GIVEN DATA
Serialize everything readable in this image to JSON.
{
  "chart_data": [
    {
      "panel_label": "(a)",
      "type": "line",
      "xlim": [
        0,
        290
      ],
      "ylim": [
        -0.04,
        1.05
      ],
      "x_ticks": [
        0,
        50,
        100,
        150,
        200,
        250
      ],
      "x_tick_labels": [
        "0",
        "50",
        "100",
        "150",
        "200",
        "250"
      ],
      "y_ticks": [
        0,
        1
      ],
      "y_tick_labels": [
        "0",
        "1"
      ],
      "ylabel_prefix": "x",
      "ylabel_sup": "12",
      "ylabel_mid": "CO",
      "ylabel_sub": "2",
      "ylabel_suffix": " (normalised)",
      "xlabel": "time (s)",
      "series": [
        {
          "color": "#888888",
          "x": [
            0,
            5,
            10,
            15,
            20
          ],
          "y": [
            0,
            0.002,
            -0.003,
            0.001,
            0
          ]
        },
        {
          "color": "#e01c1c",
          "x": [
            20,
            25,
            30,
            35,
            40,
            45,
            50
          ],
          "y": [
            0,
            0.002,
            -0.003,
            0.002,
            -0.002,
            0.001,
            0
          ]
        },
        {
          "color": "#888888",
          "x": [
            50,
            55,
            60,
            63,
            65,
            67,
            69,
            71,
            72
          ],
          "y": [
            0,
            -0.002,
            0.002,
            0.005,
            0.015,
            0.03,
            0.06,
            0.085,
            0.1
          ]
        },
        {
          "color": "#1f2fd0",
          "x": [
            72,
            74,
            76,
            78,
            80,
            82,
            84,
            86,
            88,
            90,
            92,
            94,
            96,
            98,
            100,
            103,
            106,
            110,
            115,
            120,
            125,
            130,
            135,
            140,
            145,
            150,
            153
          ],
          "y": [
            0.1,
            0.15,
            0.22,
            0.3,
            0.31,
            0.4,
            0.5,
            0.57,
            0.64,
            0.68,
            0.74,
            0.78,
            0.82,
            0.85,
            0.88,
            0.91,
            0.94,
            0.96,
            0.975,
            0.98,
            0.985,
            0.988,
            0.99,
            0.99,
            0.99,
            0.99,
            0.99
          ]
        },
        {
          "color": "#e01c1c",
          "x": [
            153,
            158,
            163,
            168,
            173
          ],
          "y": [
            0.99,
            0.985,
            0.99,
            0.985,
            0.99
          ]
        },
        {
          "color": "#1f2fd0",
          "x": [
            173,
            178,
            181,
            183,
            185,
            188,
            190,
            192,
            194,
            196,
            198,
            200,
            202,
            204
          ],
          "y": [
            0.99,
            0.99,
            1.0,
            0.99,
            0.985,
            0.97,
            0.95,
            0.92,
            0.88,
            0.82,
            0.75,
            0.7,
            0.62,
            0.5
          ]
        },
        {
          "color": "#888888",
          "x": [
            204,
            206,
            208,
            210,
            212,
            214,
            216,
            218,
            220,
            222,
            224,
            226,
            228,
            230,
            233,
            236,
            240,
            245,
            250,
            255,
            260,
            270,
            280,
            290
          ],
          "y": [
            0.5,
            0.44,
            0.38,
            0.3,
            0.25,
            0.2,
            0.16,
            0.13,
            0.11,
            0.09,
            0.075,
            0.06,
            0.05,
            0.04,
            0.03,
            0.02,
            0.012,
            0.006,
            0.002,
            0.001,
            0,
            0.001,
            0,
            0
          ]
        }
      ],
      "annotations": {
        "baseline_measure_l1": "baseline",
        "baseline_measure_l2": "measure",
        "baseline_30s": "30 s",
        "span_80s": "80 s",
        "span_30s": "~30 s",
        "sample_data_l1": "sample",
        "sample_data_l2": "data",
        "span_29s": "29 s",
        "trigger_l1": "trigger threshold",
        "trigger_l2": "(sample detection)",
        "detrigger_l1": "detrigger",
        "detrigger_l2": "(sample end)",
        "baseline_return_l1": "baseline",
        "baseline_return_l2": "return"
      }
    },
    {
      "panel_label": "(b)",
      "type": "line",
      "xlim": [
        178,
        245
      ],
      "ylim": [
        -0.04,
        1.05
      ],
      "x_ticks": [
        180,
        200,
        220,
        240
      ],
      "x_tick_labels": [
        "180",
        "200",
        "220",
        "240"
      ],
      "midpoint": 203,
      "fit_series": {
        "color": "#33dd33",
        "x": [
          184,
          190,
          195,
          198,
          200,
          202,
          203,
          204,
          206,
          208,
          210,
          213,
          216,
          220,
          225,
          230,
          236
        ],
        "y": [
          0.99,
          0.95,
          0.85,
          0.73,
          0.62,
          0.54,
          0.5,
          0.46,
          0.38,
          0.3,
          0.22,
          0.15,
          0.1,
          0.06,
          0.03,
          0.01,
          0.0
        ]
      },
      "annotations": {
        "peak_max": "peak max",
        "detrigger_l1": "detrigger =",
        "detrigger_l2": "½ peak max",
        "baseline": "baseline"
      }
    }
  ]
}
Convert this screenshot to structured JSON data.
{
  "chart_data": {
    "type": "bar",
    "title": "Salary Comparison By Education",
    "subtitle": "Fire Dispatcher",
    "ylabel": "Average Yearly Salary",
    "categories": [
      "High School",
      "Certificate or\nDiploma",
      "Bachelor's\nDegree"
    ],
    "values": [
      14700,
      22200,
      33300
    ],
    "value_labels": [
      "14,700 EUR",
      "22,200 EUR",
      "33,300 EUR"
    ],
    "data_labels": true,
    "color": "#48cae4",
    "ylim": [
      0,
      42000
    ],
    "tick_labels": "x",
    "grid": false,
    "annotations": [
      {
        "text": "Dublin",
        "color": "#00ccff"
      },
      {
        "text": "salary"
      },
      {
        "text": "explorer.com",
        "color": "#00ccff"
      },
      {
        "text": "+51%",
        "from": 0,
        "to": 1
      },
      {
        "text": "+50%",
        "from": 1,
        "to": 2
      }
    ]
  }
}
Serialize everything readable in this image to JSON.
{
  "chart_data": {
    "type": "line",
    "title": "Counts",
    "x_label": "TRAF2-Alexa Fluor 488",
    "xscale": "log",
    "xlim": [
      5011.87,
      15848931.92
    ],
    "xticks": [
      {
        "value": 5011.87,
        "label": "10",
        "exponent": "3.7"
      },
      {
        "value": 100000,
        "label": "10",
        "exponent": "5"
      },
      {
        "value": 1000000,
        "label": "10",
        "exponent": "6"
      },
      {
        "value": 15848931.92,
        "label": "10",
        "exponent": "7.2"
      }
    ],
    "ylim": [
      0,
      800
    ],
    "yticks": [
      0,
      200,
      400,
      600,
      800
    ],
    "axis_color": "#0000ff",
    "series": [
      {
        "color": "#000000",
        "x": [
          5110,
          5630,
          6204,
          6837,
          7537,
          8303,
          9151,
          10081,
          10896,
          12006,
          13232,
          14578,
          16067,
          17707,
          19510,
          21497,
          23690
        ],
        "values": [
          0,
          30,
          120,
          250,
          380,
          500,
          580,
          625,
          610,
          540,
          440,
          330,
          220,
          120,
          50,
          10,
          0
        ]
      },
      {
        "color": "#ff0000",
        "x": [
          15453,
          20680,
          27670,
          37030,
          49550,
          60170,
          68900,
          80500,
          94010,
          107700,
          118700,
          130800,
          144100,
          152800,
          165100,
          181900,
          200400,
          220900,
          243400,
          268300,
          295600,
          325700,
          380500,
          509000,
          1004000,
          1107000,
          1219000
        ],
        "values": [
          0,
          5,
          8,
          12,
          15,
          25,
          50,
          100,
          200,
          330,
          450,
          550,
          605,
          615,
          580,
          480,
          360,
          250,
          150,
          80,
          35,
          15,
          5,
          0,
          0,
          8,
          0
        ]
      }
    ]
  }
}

SET PROBLEM
Reproduce the material verbatim, line by line.

ANSWER TO THE EXERCISE
Serialize everything readable in this image to JSON.
{
  "chart_data": [
    {
      "panel_label": "(a)",
      "type": "line",
      "xlim": [
        0,
        290
      ],
      "ylim": [
        -0.04,
        1.05
      ],
      "x_ticks": [
        0,
        50,
        100,
        150,
        200,
        250
      ],
      "x_tick_labels": [
        "0",
        "50",
        "100",
        "150",
        "200",
        "250"
      ],
      "y_ticks": [
        0,
        1
      ],
      "y_tick_labels": [
        "0",
        "1"
      ],
      "ylabel_prefix": "x",
      "ylabel_sup": "12",
      "ylabel_mid": "CO",
      "ylabel_sub": "2",
      "ylabel_suffix": " (normalised)",
      "xlabel": "time (s)",
      "series": [
        {
          "color": "#888888",
          "x": [
            0,
            5,
            10,
            15,
            20
          ],
          "y": [
            0,
            0.002,
            -0.003,
            0.001,
            0
          ]
        },
        {
          "color": "#e01c1c",
          "x": [
            20,
            25,
            30,
            35,
            40,
            45,
            50
          ],
          "y": [
            0,
            0.002,
            -0.003,
            0.002,
            -0.002,
            0.001,
            0
          ]
        },
        {
          "color": "#888888",
          "x": [
            50,
            55,
            60,
            63,
            65,
            67,
            69,
            71,
            72
          ],
          "y": [
            0,
            -0.002,
            0.002,
            0.005,
            0.015,
            0.03,
            0.06,
            0.085,
            0.1
          ]
        },
        {
          "color": "#1f2fd0",
          "x": [
            72,
            74,
            76,
            78,
            80,
            82,
            84,
            86,
            88,
            90,
            92,
            94,
            96,
            98,
            100,
            103,
            106,
            110,
            115,
            120,
            125,
            130,
            135,
            140,
            145,
            150,
            153
          ],
          "y": [
            0.1,
            0.15,
            0.22,
            0.3,
            0.31,
            0.4,
            0.5,
            0.57,
            0.64,
            0.68,
            0.74,
            0.78,
            0.82,
            0.85,
            0.88,
            0.91,
            0.94,
            0.96,
            0.975,
            0.98,
            0.985,
            0.988,
            0.99,
            0.99,
            0.99,
            0.99,
            0.99
          ]
        },
        {
          "color": "#e01c1c",
          "x": [
            153,
            158,
            163,
            168,
            173
          ],
          "y": [
            0.99,
            0.985,
            0.99,
            0.985,
            0.99
          ]
        },
        {
          "color": "#1f2fd0",
          "x": [
            173,
            178,
            181,
            183,
            185,
            188,
            190,
            192,
            194,
            196,
            198,
            200,
            202,
            204
          ],
          "y": [
            0.99,
            0.99,
            1.0,
            0.99,
            0.985,
            0.97,
            0.95,
            0.92,
            0.88,
            0.82,
            0.75,
            0.7,
            0.62,
            0.5
          ]
        },
        {
          "color": "#888888",
          "x": [
            204,
            206,
            208,
            210,
            212,
            214,
            216,
            218,
            220,
            222,
            224,
            226,
            228,
            230,
            233,
            236,
            240,
            245,
            250,
            255,
            260,
            270,
            280,
            290
          ],
          "y": [
            0.5,
            0.44,
            0.38,
            0.3,
            0.25,
            0.2,
            0.16,
            0.13,
            0.11,
            0.09,
            0.075,
            0.06,
            0.05,
            0.04,
            0.03,
            0.02,
            0.012,
            0.006,
            0.002,
            0.001,
            0,
            0.001,
            0,
            0
          ]
        }
      ],
      "annotations": {
        "baseline_measure_l1": "baseline",
        "baseline_measure_l2": "measure",
        "baseline_30s": "30 s",
        "span_80s": "80 s",
        "span_30s": "~30 s",
        "sample_data_l1": "sample",
        "sample_data_l2": "data",
        "span_29s": "29 s",
        "trigger_l1": "trigger threshold",
        "trigger_l2": "(sample detection)",
        "detrigger_l1": "detrigger",
        "detrigger_l2": "(sample end)",
        "baseline_return_l1": "baseline",
        "baseline_return_l2": "return"
      }
    },
    {
      "panel_label": "(b)",
      "type": "line",
      "xlim": [
        178,
        245
      ],
      "ylim": [
        -0.04,
        1.05
      ],
      "x_ticks": [
        180,
        200,
        220,
        240
      ],
      "x_tick_labels": [
        "180",
        "200",
        "220",
        "240"
      ],
      "midpoint": 203,
      "fit_series": {
        "color": "#33dd33",
        "x": [
          184,
          190,
          195,
          198,
          200,
          202,
          203,
          204,
          206,
          208,
          210,
          213,
          216,
          220,
          225,
          230,
          236
        ],
        "y": [
          0.99,
          0.95,
          0.85,
          0.73,
          0.62,
          0.54,
          0.5,
          0.46,
          0.38,
          0.3,
          0.22,
          0.15,
          0.1,
          0.06,
          0.03,
          0.01,
          0.0
        ]
      },
      "annotations": {
        "peak_max": "peak max",
        "detrigger_l1": "detrigger =",
        "detrigger_l2": "½ peak max",
        "baseline": "baseline"
      }
    }
  ]
}
Convert this screenshot to structured JSON data.
{
  "chart_data": {
    "type": "bar",
    "title": "Salary Comparison By Education",
    "subtitle": "Fire Dispatcher",
    "ylabel": "Average Yearly Salary",
    "categories": [
      "High School",
      "Certificate or\nDiploma",
      "Bachelor's\nDegree"
    ],
    "values": [
      14700,
      22200,
      33300
    ],
    "value_labels": [
      "14,700 EUR",
      "22,200 EUR",
      "33,300 EUR"
    ],
    "data_labels": true,
    "color": "#48cae4",
    "ylim": [
      0,
      42000
    ],
    "tick_labels": "x",
    "grid": false,
    "annotations": [
      {
        "text": "Dublin",
        "color": "#00ccff"
      },
      {
        "text": "salary"
      },
      {
        "text": "explorer.com",
        "color": "#00ccff"
      },
      {
        "text": "+51%",
        "from": 0,
        "to": 1
      },
      {
        "text": "+50%",
        "from": 1,
        "to": 2
      }
    ]
  }
}
Serialize everything readable in this image to JSON.
{
  "chart_data": {
    "type": "line",
    "title": "Counts",
    "x_label": "TRAF2-Alexa Fluor 488",
    "xscale": "log",
    "xlim": [
      5011.87,
      15848931.92
    ],
    "xticks": [
      {
        "value": 5011.87,
        "label": "10",
        "exponent": "3.7"
      },
      {
        "value": 100000,
        "label": "10",
        "exponent": "5"
      },
      {
        "value": 1000000,
        "label": "10",
        "exponent": "6"
      },
      {
        "value": 15848931.92,
        "label": "10",
        "exponent": "7.2"
      }
    ],
    "ylim": [
      0,
      800
    ],
    "yticks": [
      0,
      200,
      400,
      600,
      800
    ],
    "axis_color": "#0000ff",
    "series": [
      {
        "color": "#000000",
        "x": [
          5110,
          5630,
          6204,
          6837,
          7537,
          8303,
          9151,
          10081,
          10896,
          12006,
          13232,
          14578,
          16067,
          17707,
          19510,
          21497,
          23690
        ],
        "values": [
          0,
          30,
          120,
          250,
          380,
          500,
          580,
          625,
          610,
          540,
          440,
          330,
          220,
          120,
          50,
          10,
          0
        ]
      },
      {
        "color": "#ff0000",
        "x": [
          15453,
          20680,
          27670,
          37030,
          49550,
          60170,
          68900,
          80500,
          94010,
          107700,
          118700,
          130800,
          144100,
          152800,
          165100,
          181900,
          200400,
          220900,
          243400,
          268300,
          295600,
          325700,
          380500,
          509000,
          1004000,
          1107000,
          1219000
        ],
        "values": [
          0,
          5,
          8,
          12,
          15,
          25,
          50,
          100,
          200,
          330,
          450,
          550,
          605,
          615,
          580,
          480,
          360,
          250,
          150,
          80,
          35,
          15,
          5,
          0,
          0,
          8,
          0
        ]
      }
    ]
  }
}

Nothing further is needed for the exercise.